• Supplied records
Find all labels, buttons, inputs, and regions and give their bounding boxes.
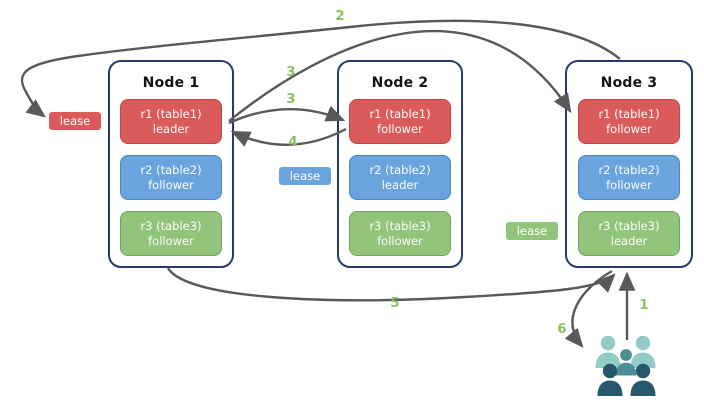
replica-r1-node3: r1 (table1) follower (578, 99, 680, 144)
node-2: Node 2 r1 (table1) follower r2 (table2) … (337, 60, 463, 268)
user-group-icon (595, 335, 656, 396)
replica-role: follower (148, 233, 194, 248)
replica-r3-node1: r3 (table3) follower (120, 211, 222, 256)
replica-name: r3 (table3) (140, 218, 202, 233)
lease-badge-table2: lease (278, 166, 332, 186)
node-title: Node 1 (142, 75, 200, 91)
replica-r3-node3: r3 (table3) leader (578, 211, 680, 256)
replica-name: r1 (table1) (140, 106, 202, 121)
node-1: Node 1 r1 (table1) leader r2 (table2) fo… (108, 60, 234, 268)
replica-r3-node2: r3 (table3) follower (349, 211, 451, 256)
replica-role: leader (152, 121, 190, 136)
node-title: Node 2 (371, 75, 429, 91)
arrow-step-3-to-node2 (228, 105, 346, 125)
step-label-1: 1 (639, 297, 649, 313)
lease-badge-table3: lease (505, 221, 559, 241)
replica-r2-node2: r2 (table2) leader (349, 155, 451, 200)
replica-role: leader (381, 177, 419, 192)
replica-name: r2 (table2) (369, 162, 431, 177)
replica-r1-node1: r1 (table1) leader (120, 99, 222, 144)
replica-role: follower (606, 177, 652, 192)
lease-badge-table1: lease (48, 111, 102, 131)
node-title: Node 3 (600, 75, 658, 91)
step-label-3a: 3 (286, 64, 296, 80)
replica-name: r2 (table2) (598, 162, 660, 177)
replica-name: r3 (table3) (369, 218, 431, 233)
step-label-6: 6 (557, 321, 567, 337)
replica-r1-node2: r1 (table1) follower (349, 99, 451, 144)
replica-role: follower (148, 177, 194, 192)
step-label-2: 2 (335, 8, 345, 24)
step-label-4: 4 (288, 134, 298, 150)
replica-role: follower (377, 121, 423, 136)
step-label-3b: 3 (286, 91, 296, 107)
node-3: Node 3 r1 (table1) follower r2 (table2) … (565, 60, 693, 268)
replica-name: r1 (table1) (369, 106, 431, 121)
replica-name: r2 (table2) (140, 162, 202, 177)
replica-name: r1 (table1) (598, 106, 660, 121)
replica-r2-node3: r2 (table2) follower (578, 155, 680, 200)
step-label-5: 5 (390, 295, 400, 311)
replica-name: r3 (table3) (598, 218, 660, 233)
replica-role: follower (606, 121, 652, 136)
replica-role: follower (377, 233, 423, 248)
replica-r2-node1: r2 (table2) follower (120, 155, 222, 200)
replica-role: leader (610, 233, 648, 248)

* * *

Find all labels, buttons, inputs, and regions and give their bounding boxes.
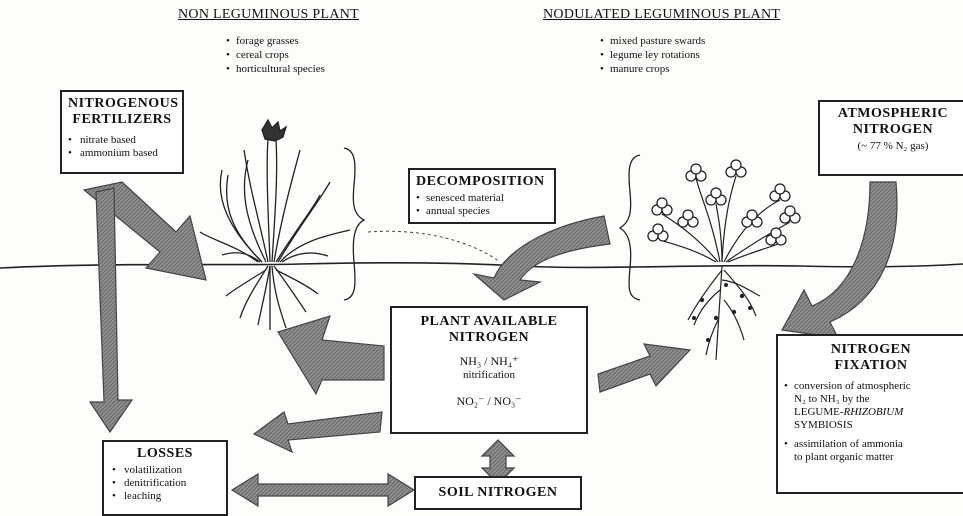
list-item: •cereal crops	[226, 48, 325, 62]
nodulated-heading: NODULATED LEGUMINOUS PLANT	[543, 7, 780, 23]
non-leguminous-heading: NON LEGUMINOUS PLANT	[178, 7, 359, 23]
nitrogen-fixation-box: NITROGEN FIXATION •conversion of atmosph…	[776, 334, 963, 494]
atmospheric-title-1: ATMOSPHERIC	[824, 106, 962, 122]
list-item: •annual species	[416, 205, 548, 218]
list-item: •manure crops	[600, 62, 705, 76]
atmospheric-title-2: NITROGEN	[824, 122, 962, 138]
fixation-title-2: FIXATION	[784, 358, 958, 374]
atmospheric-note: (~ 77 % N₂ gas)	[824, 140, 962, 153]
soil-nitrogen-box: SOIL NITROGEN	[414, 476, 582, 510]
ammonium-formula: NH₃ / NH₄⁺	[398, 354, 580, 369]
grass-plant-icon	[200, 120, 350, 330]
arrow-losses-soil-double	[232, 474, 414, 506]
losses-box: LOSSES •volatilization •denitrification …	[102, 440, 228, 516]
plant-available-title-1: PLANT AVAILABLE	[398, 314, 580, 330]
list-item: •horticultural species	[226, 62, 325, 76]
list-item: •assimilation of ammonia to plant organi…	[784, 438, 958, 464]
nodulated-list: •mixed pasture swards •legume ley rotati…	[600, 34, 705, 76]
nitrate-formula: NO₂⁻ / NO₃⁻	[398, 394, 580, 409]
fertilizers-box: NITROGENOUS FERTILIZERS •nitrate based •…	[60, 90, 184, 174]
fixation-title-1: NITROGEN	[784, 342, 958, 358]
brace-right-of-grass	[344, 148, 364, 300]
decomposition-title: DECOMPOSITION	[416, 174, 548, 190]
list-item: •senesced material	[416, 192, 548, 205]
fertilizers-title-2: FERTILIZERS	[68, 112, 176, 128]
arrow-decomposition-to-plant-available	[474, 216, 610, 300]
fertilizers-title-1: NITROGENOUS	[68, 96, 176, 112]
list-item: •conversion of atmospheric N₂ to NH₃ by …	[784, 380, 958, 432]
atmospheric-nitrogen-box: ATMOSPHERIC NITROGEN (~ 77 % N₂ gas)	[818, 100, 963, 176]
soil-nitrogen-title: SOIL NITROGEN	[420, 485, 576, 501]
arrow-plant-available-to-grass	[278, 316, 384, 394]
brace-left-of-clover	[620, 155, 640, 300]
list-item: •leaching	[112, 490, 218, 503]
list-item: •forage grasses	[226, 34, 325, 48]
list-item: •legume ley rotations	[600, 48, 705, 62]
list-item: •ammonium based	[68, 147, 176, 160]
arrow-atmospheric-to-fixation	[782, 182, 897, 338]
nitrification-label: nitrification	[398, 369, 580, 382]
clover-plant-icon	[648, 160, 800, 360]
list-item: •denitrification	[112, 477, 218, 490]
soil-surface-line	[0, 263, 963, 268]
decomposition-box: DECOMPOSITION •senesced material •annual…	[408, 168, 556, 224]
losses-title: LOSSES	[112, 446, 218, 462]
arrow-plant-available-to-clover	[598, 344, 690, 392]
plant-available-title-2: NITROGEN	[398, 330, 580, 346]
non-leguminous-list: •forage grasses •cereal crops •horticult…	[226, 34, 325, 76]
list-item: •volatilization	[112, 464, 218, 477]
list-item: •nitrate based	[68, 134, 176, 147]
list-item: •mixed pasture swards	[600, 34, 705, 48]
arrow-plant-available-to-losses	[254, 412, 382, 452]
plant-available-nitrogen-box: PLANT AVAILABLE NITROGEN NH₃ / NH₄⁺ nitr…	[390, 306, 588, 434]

• Prompt
Write out every line of the data exactly as it appears, from the line containing "48, 325, 62]" down to the line containing "192, 548, 205]", with both of those lines included.

• Result
list-item: •cereal crops	[226, 48, 325, 62]
nodulated-heading: NODULATED LEGUMINOUS PLANT	[543, 7, 780, 23]
non-leguminous-heading: NON LEGUMINOUS PLANT	[178, 7, 359, 23]
nitrogen-fixation-box: NITROGEN FIXATION •conversion of atmosph…	[776, 334, 963, 494]
atmospheric-title-1: ATMOSPHERIC	[824, 106, 962, 122]
list-item: •annual species	[416, 205, 548, 218]
list-item: •manure crops	[600, 62, 705, 76]
atmospheric-title-2: NITROGEN	[824, 122, 962, 138]
fixation-title-2: FIXATION	[784, 358, 958, 374]
atmospheric-note: (~ 77 % N₂ gas)	[824, 140, 962, 153]
soil-nitrogen-box: SOIL NITROGEN	[414, 476, 582, 510]
ammonium-formula: NH₃ / NH₄⁺	[398, 354, 580, 369]
grass-plant-icon	[200, 120, 350, 330]
arrow-losses-soil-double	[232, 474, 414, 506]
losses-box: LOSSES •volatilization •denitrification …	[102, 440, 228, 516]
plant-available-title-1: PLANT AVAILABLE	[398, 314, 580, 330]
list-item: •horticultural species	[226, 62, 325, 76]
list-item: •assimilation of ammonia to plant organi…	[784, 438, 958, 464]
nodulated-list: •mixed pasture swards •legume ley rotati…	[600, 34, 705, 76]
nitrate-formula: NO₂⁻ / NO₃⁻	[398, 394, 580, 409]
fertilizers-box: NITROGENOUS FERTILIZERS •nitrate based •…	[60, 90, 184, 174]
fixation-title-1: NITROGEN	[784, 342, 958, 358]
brace-right-of-grass	[344, 148, 364, 300]
decomposition-title: DECOMPOSITION	[416, 174, 548, 190]
list-item: •senesced material	[416, 192, 548, 205]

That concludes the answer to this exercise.